**What to do**
Every line of the data that contains the string "true" must be copied.

**Records for the task**
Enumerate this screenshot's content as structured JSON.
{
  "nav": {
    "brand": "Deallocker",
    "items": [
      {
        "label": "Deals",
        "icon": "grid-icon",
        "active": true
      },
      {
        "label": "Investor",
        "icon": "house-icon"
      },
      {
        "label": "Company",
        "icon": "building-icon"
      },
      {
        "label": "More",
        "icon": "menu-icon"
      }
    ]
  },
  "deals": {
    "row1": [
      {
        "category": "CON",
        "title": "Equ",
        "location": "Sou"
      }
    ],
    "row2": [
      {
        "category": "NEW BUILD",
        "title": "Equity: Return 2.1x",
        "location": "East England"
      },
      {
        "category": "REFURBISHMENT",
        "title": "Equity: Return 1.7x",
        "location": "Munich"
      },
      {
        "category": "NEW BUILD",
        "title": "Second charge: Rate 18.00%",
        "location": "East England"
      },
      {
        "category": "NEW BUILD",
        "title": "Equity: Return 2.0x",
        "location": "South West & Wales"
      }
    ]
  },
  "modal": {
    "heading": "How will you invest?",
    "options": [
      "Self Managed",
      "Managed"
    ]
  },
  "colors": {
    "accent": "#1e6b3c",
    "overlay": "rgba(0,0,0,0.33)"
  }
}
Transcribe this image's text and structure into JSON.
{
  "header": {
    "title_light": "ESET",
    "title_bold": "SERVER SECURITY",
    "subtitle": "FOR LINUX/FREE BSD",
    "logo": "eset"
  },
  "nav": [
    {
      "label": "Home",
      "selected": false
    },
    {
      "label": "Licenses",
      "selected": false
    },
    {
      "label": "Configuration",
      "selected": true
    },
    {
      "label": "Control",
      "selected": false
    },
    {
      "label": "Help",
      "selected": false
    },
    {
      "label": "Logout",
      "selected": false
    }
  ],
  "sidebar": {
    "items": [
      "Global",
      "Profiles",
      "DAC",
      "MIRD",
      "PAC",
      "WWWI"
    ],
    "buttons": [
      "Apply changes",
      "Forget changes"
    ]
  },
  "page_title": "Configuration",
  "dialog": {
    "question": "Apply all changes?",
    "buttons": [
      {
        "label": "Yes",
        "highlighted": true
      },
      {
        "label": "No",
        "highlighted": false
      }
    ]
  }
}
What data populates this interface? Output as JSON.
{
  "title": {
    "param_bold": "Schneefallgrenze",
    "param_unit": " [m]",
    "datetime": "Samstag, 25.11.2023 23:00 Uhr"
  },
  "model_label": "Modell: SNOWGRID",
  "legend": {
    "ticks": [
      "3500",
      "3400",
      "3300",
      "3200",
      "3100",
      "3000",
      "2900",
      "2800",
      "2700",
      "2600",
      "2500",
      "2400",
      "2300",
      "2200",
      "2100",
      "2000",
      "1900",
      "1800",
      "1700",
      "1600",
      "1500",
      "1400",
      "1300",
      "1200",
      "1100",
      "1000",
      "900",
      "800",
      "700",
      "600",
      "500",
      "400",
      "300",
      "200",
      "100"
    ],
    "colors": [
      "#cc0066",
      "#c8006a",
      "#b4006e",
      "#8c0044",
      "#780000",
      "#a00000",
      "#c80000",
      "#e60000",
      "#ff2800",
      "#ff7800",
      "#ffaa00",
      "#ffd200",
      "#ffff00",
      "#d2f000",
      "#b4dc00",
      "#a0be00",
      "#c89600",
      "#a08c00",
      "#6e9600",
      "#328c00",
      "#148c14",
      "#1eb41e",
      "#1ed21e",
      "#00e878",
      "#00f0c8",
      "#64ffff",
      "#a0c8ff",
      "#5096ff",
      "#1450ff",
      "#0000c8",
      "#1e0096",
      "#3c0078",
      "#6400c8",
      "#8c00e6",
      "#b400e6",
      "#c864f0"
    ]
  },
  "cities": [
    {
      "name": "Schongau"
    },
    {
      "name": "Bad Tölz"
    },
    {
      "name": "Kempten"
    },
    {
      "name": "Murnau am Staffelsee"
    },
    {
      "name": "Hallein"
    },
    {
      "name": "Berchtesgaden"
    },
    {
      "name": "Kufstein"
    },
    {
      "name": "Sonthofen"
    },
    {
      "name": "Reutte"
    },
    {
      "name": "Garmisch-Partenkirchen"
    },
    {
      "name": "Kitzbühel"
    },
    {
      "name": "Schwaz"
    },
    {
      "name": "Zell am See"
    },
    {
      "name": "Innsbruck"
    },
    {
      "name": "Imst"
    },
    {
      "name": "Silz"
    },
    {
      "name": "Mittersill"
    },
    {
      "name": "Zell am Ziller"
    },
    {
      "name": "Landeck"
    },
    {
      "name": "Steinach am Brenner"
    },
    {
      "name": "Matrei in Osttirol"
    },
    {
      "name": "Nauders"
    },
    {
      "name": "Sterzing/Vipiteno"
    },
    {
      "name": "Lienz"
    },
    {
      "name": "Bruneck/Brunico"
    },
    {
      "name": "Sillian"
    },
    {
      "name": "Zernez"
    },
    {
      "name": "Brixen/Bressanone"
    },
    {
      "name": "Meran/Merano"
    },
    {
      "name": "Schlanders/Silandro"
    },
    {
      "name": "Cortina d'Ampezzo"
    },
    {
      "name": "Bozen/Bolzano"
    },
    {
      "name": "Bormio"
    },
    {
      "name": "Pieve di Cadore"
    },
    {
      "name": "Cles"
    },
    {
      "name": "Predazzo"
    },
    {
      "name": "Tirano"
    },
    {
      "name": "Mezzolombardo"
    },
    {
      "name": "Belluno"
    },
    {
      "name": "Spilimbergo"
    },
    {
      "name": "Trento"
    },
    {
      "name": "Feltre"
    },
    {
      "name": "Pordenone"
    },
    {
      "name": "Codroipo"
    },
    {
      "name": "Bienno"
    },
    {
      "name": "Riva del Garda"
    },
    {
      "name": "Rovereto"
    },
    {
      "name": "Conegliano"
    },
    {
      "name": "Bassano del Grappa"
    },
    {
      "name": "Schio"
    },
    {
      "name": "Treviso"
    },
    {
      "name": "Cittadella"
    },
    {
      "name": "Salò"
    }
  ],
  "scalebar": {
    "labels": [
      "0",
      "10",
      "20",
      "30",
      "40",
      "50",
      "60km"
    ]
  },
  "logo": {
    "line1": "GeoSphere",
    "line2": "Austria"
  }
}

**Full response**
        "active": true
      "selected": true
        "highlighted": true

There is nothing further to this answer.